■ Items ■
————————

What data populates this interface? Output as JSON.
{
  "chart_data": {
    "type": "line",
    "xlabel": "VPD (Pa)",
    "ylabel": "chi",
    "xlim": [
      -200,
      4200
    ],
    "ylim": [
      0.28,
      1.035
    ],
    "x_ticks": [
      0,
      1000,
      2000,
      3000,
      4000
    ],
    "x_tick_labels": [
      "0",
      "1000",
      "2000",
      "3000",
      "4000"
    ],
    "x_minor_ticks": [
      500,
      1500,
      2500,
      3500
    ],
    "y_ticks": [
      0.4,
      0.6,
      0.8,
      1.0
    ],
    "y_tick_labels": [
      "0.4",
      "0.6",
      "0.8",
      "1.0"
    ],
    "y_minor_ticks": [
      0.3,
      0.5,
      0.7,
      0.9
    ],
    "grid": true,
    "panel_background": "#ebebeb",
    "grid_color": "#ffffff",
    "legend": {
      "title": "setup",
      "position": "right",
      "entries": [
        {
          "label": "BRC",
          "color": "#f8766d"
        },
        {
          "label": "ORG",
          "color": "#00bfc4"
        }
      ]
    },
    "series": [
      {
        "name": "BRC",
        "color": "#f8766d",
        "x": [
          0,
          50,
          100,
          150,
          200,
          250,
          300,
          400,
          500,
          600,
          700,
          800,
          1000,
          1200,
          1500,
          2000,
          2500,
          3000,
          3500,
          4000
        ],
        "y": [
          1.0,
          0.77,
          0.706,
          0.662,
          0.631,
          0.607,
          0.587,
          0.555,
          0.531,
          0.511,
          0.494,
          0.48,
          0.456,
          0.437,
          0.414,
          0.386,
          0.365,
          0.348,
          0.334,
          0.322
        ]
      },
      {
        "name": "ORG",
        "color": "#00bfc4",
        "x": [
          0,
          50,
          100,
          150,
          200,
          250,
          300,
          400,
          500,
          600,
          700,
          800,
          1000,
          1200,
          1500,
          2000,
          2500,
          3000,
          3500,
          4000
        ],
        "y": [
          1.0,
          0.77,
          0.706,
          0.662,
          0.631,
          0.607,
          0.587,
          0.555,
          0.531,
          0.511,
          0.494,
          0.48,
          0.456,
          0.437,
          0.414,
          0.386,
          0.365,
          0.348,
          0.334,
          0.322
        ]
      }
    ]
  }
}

————————

Copy the material above back out, exactly as written.

■ Solution to this exercise ■
What data populates this interface? Output as JSON.
{
  "chart_data": {
    "type": "line",
    "xlabel": "VPD (Pa)",
    "ylabel": "chi",
    "xlim": [
      -200,
      4200
    ],
    "ylim": [
      0.28,
      1.035
    ],
    "x_ticks": [
      0,
      1000,
      2000,
      3000,
      4000
    ],
    "x_tick_labels": [
      "0",
      "1000",
      "2000",
      "3000",
      "4000"
    ],
    "x_minor_ticks": [
      500,
      1500,
      2500,
      3500
    ],
    "y_ticks": [
      0.4,
      0.6,
      0.8,
      1.0
    ],
    "y_tick_labels": [
      "0.4",
      "0.6",
      "0.8",
      "1.0"
    ],
    "y_minor_ticks": [
      0.3,
      0.5,
      0.7,
      0.9
    ],
    "grid": true,
    "panel_background": "#ebebeb",
    "grid_color": "#ffffff",
    "legend": {
      "title": "setup",
      "position": "right",
      "entries": [
        {
          "label": "BRC",
          "color": "#f8766d"
        },
        {
          "label": "ORG",
          "color": "#00bfc4"
        }
      ]
    },
    "series": [
      {
        "name": "BRC",
        "color": "#f8766d",
        "x": [
          0,
          50,
          100,
          150,
          200,
          250,
          300,
          400,
          500,
          600,
          700,
          800,
          1000,
          1200,
          1500,
          2000,
          2500,
          3000,
          3500,
          4000
        ],
        "y": [
          1.0,
          0.77,
          0.706,
          0.662,
          0.631,
          0.607,
          0.587,
          0.555,
          0.531,
          0.511,
          0.494,
          0.48,
          0.456,
          0.437,
          0.414,
          0.386,
          0.365,
          0.348,
          0.334,
          0.322
        ]
      },
      {
        "name": "ORG",
        "color": "#00bfc4",
        "x": [
          0,
          50,
          100,
          150,
          200,
          250,
          300,
          400,
          500,
          600,
          700,
          800,
          1000,
          1200,
          1500,
          2000,
          2500,
          3000,
          3500,
          4000
        ],
        "y": [
          1.0,
          0.77,
          0.706,
          0.662,
          0.631,
          0.607,
          0.587,
          0.555,
          0.531,
          0.511,
          0.494,
          0.48,
          0.456,
          0.437,
          0.414,
          0.386,
          0.365,
          0.348,
          0.334,
          0.322
        ]
      }
    ]
  }
}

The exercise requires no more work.